## Problem description
Using the entries that follow, collect the lines where the word "this" appears.

## Collected data entries

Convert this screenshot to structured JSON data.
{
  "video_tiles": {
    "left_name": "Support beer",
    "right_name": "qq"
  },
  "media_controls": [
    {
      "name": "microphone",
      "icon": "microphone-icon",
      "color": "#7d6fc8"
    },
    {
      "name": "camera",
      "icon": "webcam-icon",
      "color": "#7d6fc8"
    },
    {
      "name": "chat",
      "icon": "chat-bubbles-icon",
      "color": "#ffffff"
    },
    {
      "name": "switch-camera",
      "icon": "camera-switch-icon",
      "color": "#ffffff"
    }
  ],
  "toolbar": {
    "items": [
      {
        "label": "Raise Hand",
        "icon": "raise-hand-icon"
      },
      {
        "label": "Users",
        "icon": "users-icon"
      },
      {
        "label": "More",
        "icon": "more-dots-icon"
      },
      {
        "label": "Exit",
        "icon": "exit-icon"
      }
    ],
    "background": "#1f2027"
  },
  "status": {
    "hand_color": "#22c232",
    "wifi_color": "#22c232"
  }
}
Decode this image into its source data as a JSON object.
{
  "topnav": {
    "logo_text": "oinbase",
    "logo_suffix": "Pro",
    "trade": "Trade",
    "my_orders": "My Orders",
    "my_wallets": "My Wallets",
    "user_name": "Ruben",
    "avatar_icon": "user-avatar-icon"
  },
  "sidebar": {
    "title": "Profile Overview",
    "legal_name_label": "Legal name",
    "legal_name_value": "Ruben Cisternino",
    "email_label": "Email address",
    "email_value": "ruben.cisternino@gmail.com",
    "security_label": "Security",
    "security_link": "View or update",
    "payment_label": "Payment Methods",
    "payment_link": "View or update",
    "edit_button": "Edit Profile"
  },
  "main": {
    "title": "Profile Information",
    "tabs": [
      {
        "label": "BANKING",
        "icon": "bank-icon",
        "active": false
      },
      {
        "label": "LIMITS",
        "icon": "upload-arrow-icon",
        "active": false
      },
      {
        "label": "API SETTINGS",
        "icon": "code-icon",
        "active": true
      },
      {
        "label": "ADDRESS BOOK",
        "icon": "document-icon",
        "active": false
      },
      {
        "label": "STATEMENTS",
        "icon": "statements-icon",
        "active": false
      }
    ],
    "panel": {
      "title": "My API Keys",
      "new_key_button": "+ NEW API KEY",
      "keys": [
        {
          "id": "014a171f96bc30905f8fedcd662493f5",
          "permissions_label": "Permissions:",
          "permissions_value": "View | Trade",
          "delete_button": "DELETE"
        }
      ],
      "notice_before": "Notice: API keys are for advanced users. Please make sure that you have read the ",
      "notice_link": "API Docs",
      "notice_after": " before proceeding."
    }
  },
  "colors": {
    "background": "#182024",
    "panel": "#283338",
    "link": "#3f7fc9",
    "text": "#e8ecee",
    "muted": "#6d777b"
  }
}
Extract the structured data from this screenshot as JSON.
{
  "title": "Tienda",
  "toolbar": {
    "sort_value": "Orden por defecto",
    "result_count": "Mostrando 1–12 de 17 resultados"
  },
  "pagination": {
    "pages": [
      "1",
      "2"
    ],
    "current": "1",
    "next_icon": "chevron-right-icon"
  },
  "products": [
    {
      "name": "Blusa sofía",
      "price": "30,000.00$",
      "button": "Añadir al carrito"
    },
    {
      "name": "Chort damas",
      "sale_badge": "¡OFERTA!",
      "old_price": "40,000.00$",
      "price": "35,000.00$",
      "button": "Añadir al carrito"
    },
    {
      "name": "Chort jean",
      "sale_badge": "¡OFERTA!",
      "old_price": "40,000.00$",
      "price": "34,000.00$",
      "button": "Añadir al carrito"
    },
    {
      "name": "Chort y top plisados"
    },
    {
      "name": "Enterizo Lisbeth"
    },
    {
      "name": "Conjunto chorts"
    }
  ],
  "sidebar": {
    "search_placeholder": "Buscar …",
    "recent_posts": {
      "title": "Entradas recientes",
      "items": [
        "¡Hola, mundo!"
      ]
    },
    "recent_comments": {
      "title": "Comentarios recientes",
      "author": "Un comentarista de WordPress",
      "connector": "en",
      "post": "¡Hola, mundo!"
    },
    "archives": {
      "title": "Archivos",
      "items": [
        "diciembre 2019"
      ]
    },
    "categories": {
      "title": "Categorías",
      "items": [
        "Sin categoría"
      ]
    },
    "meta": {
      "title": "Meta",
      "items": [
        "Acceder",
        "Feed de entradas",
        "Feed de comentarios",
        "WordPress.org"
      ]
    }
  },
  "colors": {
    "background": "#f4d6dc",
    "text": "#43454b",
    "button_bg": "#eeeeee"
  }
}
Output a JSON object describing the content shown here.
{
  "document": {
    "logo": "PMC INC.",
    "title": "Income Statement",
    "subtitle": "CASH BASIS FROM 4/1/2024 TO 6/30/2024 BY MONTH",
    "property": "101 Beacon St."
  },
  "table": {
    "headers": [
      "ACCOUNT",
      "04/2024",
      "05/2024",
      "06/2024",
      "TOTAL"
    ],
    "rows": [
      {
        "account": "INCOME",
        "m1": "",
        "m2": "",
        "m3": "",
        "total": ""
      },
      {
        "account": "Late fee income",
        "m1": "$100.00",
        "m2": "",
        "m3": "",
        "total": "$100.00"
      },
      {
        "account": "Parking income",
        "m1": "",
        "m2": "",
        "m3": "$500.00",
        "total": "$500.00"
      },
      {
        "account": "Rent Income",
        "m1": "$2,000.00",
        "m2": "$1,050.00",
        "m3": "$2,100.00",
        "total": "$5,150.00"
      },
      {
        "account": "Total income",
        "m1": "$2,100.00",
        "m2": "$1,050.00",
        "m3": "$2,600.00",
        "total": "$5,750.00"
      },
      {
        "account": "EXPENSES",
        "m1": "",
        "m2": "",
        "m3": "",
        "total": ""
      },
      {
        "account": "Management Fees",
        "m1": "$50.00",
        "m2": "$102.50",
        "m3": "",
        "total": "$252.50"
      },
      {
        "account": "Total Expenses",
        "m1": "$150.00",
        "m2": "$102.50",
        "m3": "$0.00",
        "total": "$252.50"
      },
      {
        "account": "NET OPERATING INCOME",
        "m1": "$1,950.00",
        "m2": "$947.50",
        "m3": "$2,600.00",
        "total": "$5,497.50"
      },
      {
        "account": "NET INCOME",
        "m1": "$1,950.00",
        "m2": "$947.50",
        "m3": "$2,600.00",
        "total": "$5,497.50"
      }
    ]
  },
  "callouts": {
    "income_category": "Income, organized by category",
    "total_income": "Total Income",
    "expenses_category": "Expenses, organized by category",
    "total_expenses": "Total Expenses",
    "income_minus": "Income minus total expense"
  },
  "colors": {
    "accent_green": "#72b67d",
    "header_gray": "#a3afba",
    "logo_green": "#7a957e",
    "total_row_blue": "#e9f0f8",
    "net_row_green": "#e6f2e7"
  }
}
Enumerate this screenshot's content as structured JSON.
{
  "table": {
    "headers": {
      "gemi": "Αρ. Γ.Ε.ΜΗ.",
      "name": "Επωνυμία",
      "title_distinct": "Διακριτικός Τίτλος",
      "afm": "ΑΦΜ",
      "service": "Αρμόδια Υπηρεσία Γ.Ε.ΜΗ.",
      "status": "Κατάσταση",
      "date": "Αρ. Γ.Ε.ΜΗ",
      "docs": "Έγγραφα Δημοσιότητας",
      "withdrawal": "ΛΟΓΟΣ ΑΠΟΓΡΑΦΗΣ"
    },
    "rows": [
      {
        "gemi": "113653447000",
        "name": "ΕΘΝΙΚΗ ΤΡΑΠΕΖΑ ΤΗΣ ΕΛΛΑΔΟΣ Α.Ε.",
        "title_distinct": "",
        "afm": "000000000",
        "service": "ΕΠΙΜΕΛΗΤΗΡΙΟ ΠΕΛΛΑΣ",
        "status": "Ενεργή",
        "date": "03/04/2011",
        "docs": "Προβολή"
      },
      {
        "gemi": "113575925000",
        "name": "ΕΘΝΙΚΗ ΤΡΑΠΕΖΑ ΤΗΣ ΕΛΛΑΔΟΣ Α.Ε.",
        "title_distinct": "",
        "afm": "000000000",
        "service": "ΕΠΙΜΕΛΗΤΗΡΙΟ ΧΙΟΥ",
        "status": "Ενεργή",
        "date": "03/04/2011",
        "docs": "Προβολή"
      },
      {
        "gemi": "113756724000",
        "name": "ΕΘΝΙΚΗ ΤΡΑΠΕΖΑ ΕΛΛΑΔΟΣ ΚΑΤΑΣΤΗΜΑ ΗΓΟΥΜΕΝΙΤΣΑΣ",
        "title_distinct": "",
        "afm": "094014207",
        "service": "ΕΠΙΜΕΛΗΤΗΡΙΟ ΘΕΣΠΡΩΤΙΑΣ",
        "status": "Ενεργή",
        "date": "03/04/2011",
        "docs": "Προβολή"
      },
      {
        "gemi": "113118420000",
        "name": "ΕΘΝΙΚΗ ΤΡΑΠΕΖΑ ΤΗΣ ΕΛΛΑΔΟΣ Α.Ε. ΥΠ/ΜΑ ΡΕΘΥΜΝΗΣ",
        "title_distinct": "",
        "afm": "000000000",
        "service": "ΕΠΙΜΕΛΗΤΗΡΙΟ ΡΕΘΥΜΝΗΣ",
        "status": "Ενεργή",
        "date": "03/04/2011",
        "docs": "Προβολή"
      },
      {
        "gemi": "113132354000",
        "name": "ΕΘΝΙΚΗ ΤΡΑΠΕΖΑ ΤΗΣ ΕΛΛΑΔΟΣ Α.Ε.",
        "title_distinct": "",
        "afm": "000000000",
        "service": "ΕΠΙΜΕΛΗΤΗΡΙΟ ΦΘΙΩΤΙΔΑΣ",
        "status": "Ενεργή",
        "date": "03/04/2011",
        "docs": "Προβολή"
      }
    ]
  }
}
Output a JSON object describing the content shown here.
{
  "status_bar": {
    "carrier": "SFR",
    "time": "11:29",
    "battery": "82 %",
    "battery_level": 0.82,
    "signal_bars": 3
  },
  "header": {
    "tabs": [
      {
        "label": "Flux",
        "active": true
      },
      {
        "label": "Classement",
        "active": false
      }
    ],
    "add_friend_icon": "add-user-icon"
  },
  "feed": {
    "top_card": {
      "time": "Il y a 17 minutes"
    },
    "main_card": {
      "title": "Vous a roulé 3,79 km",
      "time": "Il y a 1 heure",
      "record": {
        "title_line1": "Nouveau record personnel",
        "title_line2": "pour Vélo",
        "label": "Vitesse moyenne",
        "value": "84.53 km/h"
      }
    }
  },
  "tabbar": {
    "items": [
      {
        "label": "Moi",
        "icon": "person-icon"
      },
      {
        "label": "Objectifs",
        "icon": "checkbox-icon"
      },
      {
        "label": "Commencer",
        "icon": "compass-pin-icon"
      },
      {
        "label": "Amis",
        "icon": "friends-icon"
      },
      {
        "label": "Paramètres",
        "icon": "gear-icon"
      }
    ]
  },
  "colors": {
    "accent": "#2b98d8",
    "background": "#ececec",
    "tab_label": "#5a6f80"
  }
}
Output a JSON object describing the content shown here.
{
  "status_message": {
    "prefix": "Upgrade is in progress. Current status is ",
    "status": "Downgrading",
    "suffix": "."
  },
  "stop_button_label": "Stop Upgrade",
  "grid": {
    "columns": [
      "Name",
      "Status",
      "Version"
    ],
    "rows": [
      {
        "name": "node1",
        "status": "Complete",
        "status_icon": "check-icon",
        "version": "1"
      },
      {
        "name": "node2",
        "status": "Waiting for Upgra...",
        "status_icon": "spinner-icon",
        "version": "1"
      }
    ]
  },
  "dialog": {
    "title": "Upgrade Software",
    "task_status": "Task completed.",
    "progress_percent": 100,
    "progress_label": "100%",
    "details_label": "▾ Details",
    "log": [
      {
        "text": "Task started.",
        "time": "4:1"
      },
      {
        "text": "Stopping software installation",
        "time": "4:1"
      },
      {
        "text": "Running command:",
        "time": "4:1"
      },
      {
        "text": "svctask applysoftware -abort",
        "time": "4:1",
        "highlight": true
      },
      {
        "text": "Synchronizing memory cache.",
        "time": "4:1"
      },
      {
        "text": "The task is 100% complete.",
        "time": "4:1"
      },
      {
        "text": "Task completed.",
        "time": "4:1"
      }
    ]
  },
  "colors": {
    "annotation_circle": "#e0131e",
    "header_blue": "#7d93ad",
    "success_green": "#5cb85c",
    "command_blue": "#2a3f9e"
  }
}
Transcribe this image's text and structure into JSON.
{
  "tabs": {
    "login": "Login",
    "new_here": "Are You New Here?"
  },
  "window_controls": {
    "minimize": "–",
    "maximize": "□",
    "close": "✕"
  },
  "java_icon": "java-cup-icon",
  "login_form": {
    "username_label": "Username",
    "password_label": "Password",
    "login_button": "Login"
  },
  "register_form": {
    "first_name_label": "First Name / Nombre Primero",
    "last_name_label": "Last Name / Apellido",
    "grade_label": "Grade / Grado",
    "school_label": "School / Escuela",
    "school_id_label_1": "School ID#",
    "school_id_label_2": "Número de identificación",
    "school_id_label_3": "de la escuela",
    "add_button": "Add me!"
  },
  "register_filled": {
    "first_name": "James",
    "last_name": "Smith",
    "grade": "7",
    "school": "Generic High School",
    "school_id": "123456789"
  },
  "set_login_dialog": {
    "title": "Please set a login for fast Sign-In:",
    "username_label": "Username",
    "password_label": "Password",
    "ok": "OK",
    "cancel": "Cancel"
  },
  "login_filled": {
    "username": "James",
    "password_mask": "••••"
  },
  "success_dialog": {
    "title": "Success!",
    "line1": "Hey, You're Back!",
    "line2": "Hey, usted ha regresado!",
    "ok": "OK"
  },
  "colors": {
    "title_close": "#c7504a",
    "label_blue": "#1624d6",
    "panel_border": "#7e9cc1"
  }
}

## The result
Convert this screenshot to structured JSON data.
Decode this image into its source data as a JSON object.
Extract the structured data from this screenshot as JSON.
Enumerate this screenshot's content as structured JSON.
Transcribe this image's text and structure into JSON.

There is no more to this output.